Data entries

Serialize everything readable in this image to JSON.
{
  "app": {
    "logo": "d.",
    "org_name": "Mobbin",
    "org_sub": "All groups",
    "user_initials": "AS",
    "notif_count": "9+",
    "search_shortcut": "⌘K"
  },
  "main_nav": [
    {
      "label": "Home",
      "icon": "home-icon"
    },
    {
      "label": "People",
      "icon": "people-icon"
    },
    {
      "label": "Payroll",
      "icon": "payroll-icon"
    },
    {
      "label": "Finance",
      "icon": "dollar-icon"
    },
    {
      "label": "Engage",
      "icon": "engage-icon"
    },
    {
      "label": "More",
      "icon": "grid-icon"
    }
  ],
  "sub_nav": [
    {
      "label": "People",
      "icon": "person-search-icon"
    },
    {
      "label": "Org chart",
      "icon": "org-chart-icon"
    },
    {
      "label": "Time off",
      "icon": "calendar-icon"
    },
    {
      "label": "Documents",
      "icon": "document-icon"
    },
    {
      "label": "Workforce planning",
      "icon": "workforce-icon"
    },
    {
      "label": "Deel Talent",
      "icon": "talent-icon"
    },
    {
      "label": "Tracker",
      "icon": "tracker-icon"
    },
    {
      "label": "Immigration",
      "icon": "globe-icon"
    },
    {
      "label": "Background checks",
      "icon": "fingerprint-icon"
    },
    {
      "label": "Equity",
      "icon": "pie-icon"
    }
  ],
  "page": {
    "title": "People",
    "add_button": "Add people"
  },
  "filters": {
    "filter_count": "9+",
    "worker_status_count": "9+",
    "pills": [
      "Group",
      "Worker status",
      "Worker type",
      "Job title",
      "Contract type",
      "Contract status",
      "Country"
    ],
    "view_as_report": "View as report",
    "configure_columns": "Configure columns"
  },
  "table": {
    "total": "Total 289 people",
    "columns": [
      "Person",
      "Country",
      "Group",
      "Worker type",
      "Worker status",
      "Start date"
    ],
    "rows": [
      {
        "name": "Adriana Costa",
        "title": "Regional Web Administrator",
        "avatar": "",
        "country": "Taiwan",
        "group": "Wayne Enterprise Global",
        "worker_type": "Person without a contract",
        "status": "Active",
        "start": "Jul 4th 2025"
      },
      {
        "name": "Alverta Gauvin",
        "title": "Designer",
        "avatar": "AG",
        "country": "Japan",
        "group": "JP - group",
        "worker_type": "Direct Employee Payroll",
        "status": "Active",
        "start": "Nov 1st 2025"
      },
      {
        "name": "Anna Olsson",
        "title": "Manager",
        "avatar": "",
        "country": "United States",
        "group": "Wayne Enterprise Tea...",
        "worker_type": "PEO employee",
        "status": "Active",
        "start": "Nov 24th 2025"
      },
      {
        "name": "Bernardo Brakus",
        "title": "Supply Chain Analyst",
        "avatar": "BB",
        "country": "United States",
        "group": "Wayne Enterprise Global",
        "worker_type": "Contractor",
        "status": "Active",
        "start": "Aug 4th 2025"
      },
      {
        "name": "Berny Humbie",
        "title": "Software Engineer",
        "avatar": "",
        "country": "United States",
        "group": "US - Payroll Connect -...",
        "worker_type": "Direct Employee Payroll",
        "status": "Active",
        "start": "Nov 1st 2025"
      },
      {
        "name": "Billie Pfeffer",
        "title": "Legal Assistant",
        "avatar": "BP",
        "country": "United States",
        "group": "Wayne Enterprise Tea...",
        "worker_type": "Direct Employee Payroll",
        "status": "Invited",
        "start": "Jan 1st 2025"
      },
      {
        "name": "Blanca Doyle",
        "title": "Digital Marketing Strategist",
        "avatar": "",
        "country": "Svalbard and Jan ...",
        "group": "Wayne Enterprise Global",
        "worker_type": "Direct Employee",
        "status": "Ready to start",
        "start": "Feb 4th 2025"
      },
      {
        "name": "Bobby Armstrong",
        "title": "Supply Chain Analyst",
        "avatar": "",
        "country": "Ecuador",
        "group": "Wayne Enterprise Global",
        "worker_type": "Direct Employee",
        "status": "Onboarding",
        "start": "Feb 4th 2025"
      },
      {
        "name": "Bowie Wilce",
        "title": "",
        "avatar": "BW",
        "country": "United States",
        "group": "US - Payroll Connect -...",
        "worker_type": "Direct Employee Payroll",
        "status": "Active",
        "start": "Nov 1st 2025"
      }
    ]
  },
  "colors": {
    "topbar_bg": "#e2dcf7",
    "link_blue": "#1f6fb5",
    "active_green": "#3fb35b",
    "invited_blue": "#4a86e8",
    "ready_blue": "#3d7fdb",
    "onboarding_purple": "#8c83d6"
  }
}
* * *
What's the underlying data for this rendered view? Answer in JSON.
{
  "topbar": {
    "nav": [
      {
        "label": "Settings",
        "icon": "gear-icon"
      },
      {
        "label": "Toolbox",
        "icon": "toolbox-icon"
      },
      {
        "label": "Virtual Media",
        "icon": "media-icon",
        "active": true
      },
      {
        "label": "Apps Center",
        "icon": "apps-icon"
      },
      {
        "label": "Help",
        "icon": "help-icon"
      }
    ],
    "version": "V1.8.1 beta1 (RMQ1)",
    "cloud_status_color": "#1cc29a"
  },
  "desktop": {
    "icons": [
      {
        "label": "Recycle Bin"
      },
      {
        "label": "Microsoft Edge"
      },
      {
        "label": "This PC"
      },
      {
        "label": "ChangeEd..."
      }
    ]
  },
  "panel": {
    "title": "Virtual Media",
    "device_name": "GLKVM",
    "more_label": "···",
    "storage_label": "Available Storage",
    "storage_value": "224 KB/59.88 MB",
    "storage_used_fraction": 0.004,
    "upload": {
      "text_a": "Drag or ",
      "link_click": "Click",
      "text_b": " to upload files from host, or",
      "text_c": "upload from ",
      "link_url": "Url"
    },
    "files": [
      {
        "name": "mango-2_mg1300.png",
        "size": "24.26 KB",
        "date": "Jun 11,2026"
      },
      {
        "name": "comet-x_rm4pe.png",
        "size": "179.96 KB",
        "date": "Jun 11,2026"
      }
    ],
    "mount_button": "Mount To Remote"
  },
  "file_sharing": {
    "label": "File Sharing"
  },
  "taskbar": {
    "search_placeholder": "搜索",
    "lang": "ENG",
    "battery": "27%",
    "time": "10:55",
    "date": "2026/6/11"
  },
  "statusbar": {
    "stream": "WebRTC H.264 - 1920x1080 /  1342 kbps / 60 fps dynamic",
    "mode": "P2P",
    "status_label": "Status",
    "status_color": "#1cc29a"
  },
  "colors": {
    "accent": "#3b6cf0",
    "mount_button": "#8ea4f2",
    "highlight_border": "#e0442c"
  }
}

Task details: Gather up every line in the data above that contains the word "JSON", copying each one.

Answer to this task:
Serialize everything readable in this image to JSON.
What's the underlying data for this rendered view? Answer in JSON.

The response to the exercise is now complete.